═════ GIVEN RECORDS
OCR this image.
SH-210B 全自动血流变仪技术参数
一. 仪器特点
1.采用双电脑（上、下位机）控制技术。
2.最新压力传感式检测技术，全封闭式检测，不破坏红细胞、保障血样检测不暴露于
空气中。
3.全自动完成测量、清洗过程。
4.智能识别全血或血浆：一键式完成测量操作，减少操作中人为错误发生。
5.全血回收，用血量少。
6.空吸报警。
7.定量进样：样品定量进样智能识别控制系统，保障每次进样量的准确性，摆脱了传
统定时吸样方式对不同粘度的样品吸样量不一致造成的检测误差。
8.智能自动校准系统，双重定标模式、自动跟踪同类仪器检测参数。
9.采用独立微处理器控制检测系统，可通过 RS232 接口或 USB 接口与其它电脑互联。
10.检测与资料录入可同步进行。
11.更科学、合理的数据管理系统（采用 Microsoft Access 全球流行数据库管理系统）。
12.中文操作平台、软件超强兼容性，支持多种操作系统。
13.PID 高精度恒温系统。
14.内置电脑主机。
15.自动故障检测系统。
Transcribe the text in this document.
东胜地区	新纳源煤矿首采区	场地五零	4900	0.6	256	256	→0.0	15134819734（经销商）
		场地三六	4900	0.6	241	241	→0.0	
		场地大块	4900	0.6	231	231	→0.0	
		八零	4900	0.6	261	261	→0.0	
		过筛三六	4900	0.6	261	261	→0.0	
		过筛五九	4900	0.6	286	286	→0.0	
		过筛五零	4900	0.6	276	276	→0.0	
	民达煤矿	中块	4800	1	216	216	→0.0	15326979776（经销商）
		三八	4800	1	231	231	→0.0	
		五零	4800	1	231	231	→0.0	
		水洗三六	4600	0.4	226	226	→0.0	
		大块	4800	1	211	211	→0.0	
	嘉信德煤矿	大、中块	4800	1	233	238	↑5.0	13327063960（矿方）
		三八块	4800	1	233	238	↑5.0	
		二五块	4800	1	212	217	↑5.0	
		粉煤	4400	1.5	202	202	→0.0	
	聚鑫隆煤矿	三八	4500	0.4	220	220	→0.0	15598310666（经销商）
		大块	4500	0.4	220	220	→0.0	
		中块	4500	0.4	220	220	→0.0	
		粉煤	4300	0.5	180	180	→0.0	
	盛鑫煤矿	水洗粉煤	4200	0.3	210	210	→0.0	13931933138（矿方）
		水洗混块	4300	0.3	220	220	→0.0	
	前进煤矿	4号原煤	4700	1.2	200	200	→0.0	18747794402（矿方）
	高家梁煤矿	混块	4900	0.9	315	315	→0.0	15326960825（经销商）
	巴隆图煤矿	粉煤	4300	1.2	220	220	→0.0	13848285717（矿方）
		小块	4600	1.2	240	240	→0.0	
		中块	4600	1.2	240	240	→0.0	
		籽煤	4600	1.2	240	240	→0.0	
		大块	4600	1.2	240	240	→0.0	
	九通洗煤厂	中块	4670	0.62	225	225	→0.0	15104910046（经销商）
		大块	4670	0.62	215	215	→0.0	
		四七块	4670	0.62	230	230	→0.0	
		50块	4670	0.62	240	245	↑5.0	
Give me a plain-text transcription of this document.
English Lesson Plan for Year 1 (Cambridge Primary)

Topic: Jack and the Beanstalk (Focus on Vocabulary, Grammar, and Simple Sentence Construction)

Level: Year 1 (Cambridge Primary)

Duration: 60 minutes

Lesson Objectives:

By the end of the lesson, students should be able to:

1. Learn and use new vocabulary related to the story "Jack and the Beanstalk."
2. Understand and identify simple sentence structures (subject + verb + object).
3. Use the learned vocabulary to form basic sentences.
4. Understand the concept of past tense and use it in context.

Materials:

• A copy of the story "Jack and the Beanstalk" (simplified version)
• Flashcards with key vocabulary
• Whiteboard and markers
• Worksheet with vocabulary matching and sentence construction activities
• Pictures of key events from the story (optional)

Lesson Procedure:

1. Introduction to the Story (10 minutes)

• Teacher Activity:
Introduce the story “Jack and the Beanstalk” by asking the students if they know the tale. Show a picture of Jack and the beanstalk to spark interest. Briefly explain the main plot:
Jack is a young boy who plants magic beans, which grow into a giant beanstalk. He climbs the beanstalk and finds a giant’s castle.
══════════
TASK: Note each line of the entries that has "Year" in it, and copy those lines.

RESULT FOR THIS TASK:
English Lesson Plan for Year 1 (Cambridge Primary)
Level: Year 1 (Cambridge Primary)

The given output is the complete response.